◆ **Records from a data collection**
Begin

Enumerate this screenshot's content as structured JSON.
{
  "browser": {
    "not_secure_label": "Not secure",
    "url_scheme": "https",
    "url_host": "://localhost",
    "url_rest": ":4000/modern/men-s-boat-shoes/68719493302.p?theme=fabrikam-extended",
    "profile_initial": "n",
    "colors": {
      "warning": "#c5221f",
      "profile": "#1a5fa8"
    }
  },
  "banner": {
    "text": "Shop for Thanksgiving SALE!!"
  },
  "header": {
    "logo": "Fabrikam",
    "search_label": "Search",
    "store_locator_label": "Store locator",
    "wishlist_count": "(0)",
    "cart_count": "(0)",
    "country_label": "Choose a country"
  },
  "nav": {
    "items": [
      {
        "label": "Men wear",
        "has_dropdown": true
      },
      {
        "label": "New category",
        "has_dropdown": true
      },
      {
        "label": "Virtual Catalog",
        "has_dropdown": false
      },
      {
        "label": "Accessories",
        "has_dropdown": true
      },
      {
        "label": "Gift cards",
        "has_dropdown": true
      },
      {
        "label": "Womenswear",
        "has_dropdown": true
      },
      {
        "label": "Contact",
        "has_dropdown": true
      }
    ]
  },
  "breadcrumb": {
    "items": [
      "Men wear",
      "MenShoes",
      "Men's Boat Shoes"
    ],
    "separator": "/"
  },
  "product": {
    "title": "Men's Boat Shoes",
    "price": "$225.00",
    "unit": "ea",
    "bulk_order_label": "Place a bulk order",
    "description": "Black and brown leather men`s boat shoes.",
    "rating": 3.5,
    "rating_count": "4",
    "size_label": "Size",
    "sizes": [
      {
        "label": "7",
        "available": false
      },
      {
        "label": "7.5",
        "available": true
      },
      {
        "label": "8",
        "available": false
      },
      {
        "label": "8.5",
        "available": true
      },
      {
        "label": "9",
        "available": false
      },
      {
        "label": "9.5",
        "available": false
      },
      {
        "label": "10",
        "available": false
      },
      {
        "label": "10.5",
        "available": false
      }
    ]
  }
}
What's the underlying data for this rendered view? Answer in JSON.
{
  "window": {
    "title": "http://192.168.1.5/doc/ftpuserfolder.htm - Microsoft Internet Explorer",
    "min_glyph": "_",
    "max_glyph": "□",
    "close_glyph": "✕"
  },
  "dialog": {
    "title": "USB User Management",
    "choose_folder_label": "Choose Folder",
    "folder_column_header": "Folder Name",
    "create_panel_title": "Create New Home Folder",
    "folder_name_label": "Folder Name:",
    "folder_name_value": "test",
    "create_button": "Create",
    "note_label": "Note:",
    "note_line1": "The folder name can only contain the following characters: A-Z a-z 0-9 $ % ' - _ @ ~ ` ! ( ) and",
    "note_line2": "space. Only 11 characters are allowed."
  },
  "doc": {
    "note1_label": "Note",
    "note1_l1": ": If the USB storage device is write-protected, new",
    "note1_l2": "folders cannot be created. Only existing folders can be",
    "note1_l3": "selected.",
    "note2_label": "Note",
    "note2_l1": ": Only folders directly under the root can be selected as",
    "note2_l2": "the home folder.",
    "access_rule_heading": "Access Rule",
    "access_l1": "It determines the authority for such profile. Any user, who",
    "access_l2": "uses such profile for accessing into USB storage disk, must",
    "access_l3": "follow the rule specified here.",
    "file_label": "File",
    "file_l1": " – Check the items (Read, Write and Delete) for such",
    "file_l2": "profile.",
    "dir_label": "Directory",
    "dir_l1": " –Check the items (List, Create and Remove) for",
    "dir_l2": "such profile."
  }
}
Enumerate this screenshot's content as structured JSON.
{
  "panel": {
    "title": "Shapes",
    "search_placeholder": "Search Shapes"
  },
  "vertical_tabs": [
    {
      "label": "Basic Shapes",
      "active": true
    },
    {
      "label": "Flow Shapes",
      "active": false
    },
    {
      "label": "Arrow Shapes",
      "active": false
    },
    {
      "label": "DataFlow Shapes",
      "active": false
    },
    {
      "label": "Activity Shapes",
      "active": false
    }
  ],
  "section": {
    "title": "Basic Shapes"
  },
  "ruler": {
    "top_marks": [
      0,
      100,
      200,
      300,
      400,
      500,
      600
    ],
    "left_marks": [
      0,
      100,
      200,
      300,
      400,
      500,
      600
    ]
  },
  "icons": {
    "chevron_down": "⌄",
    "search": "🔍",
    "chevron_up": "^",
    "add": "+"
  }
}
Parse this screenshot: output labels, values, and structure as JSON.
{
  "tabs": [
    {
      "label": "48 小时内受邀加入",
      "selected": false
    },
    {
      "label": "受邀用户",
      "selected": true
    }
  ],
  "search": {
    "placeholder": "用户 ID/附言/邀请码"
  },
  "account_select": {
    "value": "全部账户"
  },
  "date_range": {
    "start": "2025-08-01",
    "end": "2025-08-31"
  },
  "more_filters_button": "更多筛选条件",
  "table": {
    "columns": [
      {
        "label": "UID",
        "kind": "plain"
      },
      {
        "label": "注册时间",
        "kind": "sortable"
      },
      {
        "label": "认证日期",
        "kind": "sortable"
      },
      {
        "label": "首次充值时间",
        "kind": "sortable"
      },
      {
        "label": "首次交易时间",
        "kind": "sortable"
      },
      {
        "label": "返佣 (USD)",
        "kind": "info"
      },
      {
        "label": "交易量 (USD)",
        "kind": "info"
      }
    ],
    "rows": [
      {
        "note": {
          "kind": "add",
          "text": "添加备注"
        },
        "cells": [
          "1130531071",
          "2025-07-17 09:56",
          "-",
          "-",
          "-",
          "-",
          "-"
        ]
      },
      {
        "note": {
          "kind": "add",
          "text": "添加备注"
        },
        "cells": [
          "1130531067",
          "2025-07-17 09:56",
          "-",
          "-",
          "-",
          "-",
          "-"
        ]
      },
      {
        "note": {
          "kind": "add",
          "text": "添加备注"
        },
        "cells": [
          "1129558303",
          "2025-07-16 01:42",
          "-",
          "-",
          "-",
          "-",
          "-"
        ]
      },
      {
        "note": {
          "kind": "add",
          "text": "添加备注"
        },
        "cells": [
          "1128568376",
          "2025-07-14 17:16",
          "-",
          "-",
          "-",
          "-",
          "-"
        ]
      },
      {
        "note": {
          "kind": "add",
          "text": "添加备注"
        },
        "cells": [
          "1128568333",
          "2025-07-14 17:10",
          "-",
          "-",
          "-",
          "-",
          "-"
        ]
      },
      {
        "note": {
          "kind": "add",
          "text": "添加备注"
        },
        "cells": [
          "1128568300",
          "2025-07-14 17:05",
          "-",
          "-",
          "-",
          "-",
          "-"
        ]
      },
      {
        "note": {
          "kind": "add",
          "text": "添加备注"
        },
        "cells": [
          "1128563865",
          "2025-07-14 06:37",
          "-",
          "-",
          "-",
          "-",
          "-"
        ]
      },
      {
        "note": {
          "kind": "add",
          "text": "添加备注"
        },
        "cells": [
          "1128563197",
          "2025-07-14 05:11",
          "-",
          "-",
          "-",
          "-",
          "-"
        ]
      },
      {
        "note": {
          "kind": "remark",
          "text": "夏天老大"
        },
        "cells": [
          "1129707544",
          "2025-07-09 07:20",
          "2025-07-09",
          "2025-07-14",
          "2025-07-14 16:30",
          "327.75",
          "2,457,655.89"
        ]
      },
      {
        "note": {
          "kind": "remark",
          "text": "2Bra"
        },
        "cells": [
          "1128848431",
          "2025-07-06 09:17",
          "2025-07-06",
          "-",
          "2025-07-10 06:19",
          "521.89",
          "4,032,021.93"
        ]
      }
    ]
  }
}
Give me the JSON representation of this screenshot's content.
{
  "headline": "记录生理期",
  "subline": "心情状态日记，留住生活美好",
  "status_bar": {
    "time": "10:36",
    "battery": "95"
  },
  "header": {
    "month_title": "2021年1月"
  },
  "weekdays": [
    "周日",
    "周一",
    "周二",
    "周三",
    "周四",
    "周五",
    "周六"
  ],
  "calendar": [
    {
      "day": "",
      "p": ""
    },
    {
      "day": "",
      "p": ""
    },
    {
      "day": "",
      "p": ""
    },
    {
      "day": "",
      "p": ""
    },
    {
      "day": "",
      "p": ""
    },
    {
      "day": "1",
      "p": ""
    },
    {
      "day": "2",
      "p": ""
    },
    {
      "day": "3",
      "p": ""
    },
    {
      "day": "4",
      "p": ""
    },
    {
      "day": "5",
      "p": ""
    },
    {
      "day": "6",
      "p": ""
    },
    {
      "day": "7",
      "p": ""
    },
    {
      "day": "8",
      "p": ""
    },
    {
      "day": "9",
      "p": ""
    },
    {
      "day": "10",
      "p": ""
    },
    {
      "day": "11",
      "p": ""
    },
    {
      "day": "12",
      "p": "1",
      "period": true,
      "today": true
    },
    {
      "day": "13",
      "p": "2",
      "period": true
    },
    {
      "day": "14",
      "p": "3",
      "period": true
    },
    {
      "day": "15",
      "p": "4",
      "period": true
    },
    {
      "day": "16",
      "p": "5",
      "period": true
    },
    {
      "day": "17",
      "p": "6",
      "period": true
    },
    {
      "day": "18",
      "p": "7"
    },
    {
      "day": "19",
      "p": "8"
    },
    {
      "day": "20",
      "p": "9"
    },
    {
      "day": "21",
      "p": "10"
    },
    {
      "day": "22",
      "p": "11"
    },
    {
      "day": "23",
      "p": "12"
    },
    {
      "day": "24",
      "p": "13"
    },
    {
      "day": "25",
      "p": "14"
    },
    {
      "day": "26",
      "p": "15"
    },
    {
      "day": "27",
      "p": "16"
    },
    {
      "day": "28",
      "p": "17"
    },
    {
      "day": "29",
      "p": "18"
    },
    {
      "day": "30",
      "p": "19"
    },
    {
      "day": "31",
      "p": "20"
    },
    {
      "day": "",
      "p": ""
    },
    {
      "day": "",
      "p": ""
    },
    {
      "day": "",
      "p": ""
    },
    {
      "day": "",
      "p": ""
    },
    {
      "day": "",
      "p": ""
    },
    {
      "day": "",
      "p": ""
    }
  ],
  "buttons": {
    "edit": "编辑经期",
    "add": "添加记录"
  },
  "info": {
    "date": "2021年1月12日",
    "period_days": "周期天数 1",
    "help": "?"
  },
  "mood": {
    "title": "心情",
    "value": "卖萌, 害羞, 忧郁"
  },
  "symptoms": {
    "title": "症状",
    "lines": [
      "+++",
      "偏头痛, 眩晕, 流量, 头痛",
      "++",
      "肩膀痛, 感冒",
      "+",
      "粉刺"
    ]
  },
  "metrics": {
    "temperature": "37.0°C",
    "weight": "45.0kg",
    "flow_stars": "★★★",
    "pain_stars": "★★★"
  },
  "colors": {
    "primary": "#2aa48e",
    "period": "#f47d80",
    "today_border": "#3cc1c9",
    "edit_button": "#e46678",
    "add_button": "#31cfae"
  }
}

End

◆ **YOUR OBJECTIVE**
Return every line above that contains the word "Shapes".

◆ **FINAL RESULT**
    "title": "Shapes",
    "search_placeholder": "Search Shapes"
      "label": "Basic Shapes",
      "label": "Flow Shapes",
      "label": "Arrow Shapes",
      "label": "DataFlow Shapes",
      "label": "Activity Shapes",
    "title": "Basic Shapes"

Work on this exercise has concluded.